[Collected data entries]

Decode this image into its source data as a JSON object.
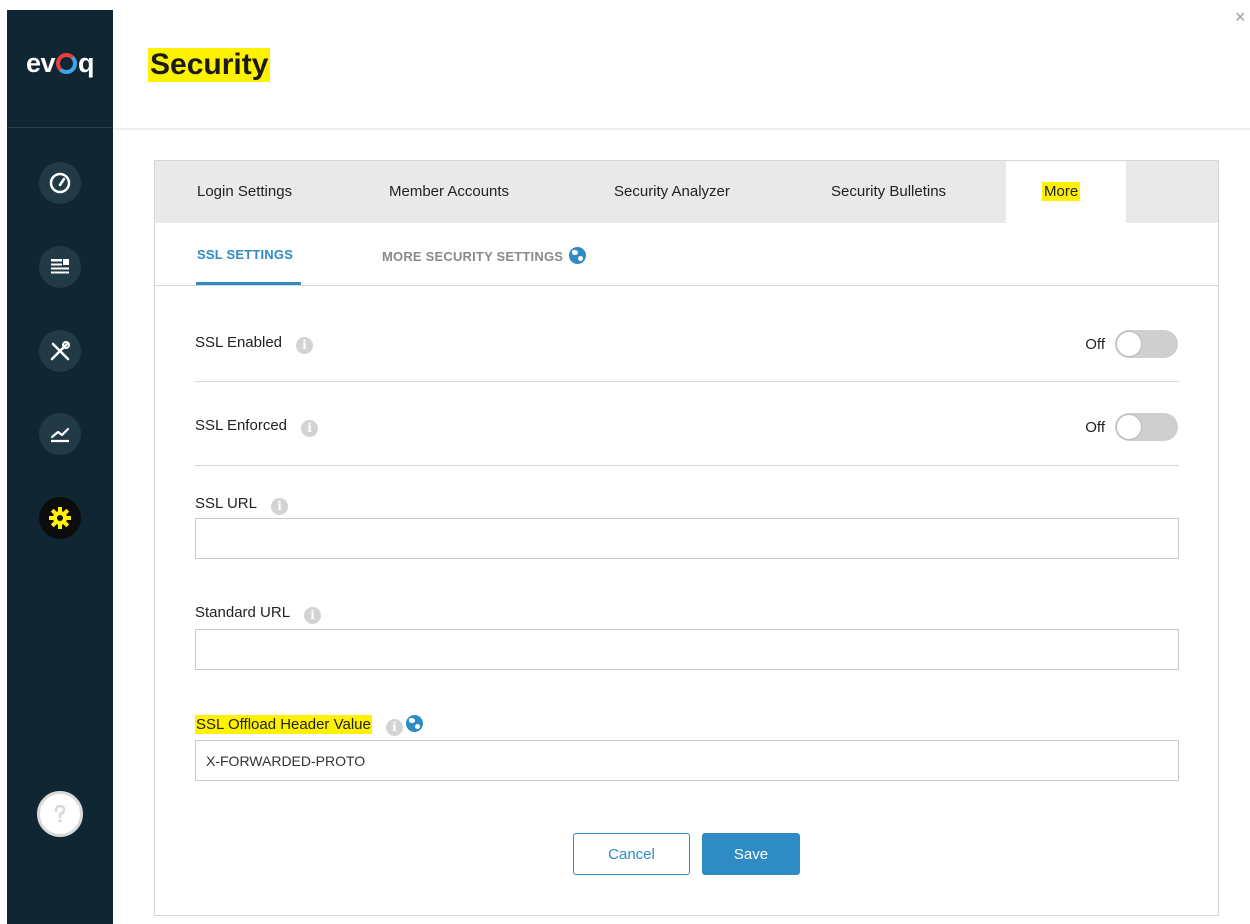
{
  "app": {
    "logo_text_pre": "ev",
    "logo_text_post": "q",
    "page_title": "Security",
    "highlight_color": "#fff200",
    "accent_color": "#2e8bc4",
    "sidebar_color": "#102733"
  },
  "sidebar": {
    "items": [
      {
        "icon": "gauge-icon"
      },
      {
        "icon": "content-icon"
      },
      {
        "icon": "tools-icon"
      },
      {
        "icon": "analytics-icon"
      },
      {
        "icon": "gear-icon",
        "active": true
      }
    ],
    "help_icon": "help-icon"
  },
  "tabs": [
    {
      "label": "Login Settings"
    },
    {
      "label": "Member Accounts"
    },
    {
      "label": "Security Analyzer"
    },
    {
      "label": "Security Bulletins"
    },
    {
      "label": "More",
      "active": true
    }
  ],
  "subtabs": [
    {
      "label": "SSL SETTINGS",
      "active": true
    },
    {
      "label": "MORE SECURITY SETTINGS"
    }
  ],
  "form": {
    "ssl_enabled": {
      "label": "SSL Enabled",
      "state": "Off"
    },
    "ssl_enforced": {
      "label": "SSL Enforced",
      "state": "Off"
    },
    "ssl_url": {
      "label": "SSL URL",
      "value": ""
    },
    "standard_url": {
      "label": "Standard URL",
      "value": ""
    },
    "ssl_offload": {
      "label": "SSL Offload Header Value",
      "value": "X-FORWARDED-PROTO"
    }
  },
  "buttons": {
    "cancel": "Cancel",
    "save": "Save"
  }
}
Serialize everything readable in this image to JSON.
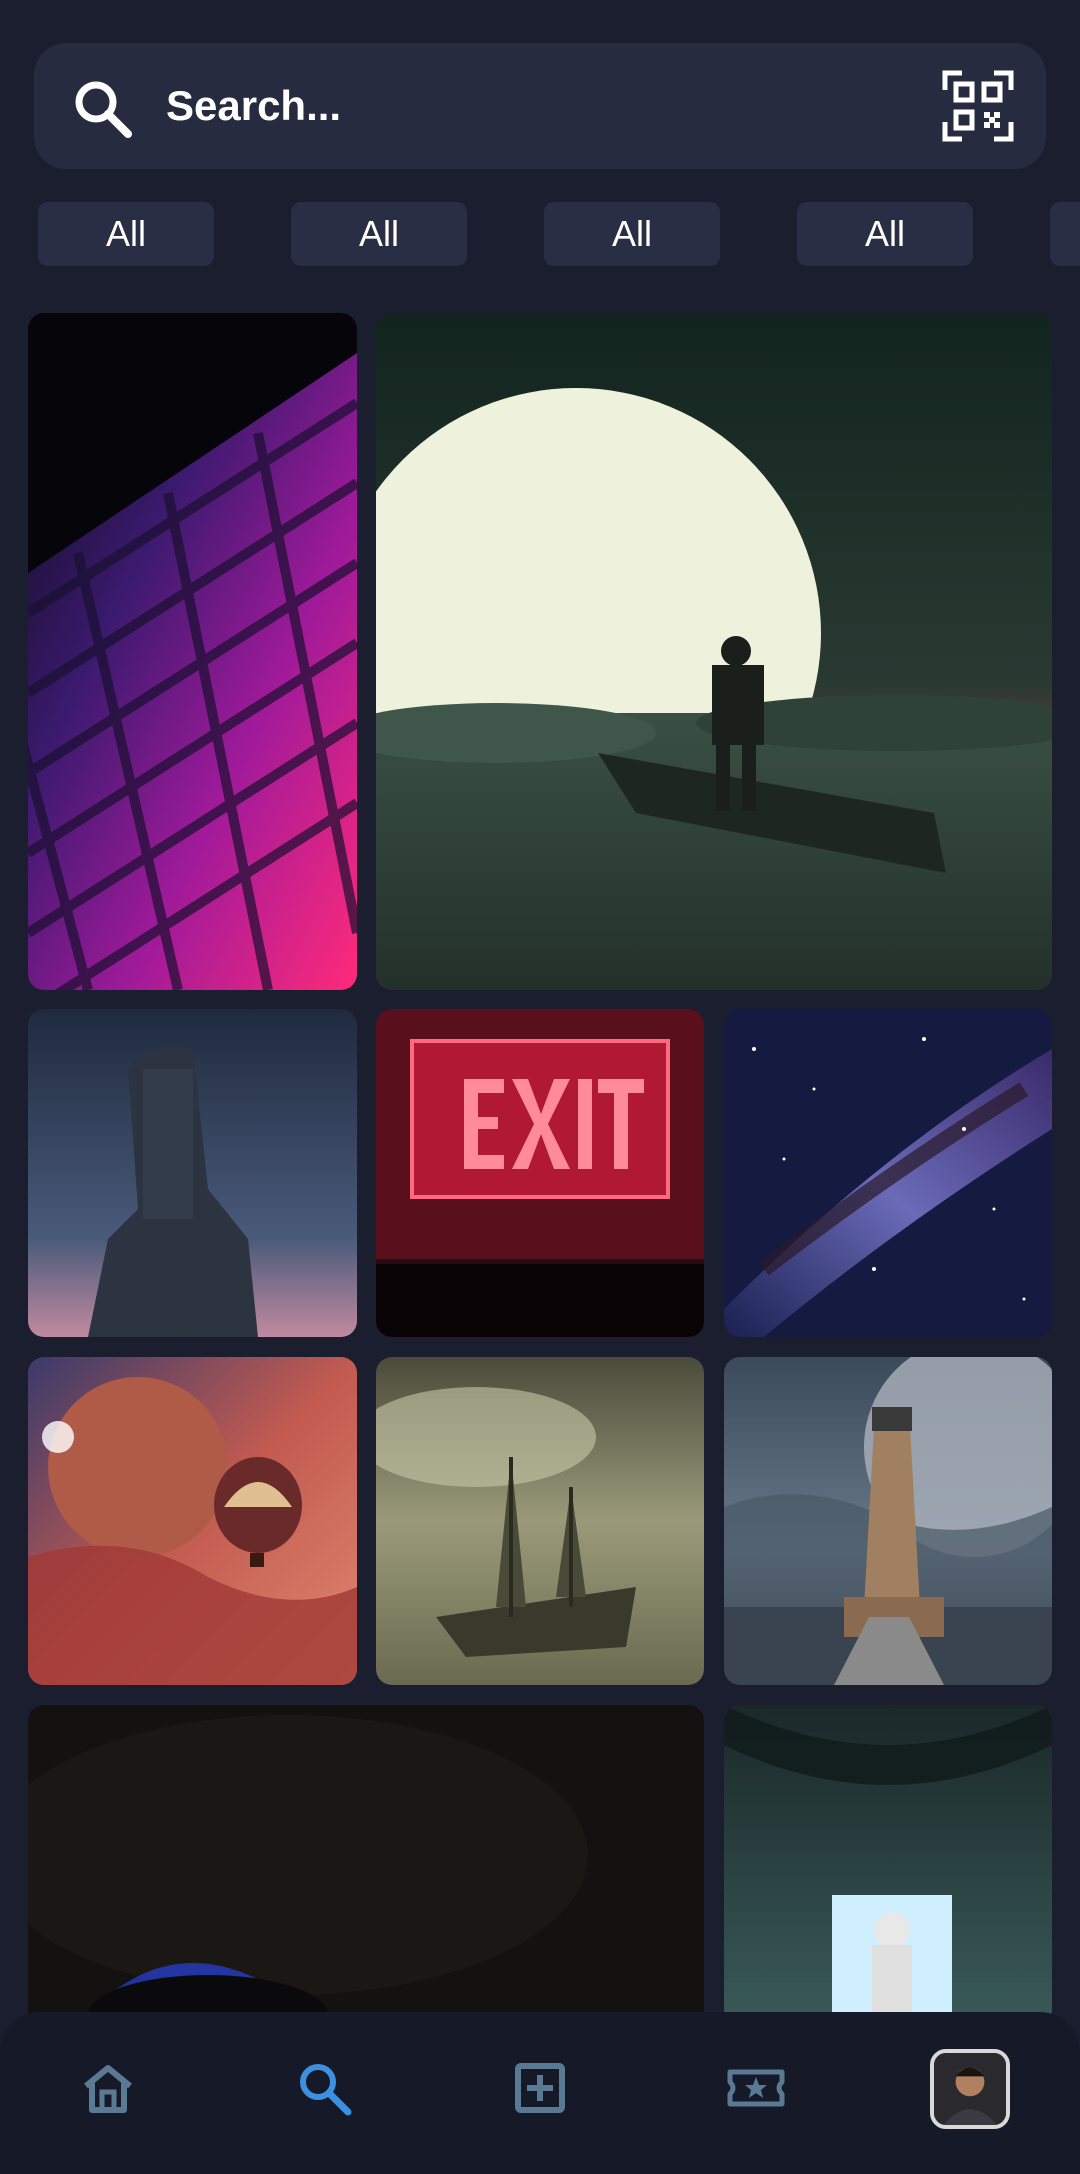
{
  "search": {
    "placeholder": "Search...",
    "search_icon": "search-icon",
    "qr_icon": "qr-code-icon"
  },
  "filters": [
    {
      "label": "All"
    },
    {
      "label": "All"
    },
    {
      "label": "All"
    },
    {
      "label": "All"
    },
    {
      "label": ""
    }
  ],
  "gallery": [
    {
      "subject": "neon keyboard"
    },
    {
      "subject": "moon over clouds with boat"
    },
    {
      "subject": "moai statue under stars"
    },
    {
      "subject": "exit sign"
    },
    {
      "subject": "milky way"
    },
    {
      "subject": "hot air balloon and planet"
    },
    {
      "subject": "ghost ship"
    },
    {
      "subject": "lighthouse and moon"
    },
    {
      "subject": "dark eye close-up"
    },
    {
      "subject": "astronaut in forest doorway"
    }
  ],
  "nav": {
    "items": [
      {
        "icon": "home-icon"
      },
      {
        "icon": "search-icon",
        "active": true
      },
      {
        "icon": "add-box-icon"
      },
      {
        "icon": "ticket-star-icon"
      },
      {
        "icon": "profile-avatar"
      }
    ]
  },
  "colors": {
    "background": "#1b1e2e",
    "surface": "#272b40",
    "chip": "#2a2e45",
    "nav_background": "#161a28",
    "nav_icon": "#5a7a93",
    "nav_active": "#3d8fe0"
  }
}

[Direction]: Copy each line of the records above that carries the word "moon".

[Result]:
      "subject": "moon over clouds with boat"
      "subject": "lighthouse and moon"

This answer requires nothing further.